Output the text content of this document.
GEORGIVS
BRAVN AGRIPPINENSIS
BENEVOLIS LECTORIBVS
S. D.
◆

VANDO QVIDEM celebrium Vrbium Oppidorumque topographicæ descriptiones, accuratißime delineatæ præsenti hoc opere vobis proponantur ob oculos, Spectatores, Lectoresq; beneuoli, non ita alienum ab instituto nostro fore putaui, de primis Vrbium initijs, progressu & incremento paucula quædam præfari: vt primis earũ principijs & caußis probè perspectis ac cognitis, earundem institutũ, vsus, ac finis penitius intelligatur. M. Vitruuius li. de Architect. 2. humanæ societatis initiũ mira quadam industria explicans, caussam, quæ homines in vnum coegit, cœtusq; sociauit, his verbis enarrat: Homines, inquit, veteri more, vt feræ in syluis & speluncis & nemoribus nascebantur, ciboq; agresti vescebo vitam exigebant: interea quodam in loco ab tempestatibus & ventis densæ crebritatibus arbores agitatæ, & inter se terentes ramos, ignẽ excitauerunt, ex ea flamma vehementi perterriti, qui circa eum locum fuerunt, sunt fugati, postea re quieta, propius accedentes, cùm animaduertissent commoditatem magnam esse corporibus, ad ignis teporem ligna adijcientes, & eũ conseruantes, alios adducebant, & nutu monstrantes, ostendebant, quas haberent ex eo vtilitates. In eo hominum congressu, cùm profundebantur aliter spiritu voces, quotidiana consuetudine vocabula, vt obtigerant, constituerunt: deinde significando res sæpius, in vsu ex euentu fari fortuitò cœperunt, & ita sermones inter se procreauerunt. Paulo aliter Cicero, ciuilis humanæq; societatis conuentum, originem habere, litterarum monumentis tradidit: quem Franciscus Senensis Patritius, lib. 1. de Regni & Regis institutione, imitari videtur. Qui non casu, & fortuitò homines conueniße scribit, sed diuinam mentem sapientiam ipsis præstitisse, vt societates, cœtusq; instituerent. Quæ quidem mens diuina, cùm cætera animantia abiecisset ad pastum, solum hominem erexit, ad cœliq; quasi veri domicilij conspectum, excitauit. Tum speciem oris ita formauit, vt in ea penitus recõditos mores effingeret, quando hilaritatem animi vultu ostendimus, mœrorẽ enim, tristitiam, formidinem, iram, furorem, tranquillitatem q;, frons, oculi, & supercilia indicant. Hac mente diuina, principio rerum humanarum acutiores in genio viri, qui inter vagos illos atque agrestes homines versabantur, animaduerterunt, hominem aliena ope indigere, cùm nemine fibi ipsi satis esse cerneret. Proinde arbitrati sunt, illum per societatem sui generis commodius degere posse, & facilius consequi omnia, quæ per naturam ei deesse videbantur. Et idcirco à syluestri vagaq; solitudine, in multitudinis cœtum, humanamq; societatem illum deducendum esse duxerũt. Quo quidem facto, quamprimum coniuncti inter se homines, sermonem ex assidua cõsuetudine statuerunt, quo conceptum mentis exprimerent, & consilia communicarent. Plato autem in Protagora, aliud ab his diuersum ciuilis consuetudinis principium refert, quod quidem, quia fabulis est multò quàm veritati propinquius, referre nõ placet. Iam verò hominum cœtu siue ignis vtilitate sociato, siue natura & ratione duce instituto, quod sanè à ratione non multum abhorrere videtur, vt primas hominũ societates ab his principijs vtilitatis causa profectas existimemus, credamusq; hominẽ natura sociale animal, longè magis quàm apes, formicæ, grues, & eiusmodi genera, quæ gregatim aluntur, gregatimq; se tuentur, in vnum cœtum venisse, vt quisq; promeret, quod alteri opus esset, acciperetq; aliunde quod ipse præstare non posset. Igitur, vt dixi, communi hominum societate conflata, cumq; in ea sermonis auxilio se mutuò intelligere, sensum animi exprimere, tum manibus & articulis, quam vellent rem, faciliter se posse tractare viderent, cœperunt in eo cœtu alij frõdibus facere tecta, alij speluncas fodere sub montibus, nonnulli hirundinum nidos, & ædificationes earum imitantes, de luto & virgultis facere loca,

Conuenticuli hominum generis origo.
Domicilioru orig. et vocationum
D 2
━━━━━━━━━━━━━━━━━━━━━━━━━━━━━━
▶ _Required task_: Quote the entire listing above exactly.

▶ _Answer to this problem_:
Output the text content of this document.
GEORGIVS
BRAVN AGRIPPINENSIS
BENEVOLIS LECTORIBVS
S. D.
◆

VANDO QVIDEM celebrium Vrbium Oppidorumque topographicæ descriptiones, accuratißime delineatæ præsenti hoc opere vobis proponantur ob oculos, Spectatores, Lectoresq; beneuoli, non ita alienum ab instituto nostro fore putaui, de primis Vrbium initijs, progressu & incremento paucula quædam præfari: vt primis earũ principijs & caußis probè perspectis ac cognitis, earundem institutũ, vsus, ac finis penitius intelligatur. M. Vitruuius li. de Architect. 2. humanæ societatis initiũ mira quadam industria explicans, caussam, quæ homines in vnum coegit, cœtusq; sociauit, his verbis enarrat: Homines, inquit, veteri more, vt feræ in syluis & speluncis & nemoribus nascebantur, ciboq; agresti vescebo vitam exigebant: interea quodam in loco ab tempestatibus & ventis densæ crebritatibus arbores agitatæ, & inter se terentes ramos, ignẽ excitauerunt, ex ea flamma vehementi perterriti, qui circa eum locum fuerunt, sunt fugati, postea re quieta, propius accedentes, cùm animaduertissent commoditatem magnam esse corporibus, ad ignis teporem ligna adijcientes, & eũ conseruantes, alios adducebant, & nutu monstrantes, ostendebant, quas haberent ex eo vtilitates. In eo hominum congressu, cùm profundebantur aliter spiritu voces, quotidiana consuetudine vocabula, vt obtigerant, constituerunt: deinde significando res sæpius, in vsu ex euentu fari fortuitò cœperunt, & ita sermones inter se procreauerunt. Paulo aliter Cicero, ciuilis humanæq; societatis conuentum, originem habere, litterarum monumentis tradidit: quem Franciscus Senensis Patritius, lib. 1. de Regni & Regis institutione, imitari videtur. Qui non casu, & fortuitò homines conueniße scribit, sed diuinam mentem sapientiam ipsis præstitisse, vt societates, cœtusq; instituerent. Quæ quidem mens diuina, cùm cætera animantia abiecisset ad pastum, solum hominem erexit, ad cœliq; quasi veri domicilij conspectum, excitauit. Tum speciem oris ita formauit, vt in ea penitus recõditos mores effingeret, quando hilaritatem animi vultu ostendimus, mœrorẽ enim, tristitiam, formidinem, iram, furorem, tranquillitatem q;, frons, oculi, & supercilia indicant. Hac mente diuina, principio rerum humanarum acutiores in genio viri, qui inter vagos illos atque agrestes homines versabantur, animaduerterunt, hominem aliena ope indigere, cùm nemine fibi ipsi satis esse cerneret. Proinde arbitrati sunt, illum per societatem sui generis commodius degere posse, & facilius consequi omnia, quæ per naturam ei deesse videbantur. Et idcirco à syluestri vagaq; solitudine, in multitudinis cœtum, humanamq; societatem illum deducendum esse duxerũt. Quo quidem facto, quamprimum coniuncti inter se homines, sermonem ex assidua cõsuetudine statuerunt, quo conceptum mentis exprimerent, & consilia communicarent. Plato autem in Protagora, aliud ab his diuersum ciuilis consuetudinis principium refert, quod quidem, quia fabulis est multò quàm veritati propinquius, referre nõ placet. Iam verò hominum cœtu siue ignis vtilitate sociato, siue natura & ratione duce instituto, quod sanè à ratione non multum abhorrere videtur, vt primas hominũ societates ab his principijs vtilitatis causa profectas existimemus, credamusq; hominẽ natura sociale animal, longè magis quàm apes, formicæ, grues, & eiusmodi genera, quæ gregatim aluntur, gregatimq; se tuentur, in vnum cœtum venisse, vt quisq; promeret, quod alteri opus esset, acciperetq; aliunde quod ipse præstare non posset. Igitur, vt dixi, communi hominum societate conflata, cumq; in ea sermonis auxilio se mutuò intelligere, sensum animi exprimere, tum manibus & articulis, quam vellent rem, faciliter se posse tractare viderent, cœperunt in eo cœtu alij frõdibus facere tecta, alij speluncas fodere sub montibus, nonnulli hirundinum nidos, & ædificationes earum imitantes, de luto & virgultis facere loca,

Conuenticuli hominum generis origo.
Domicilioru orig. et vocationum
D 2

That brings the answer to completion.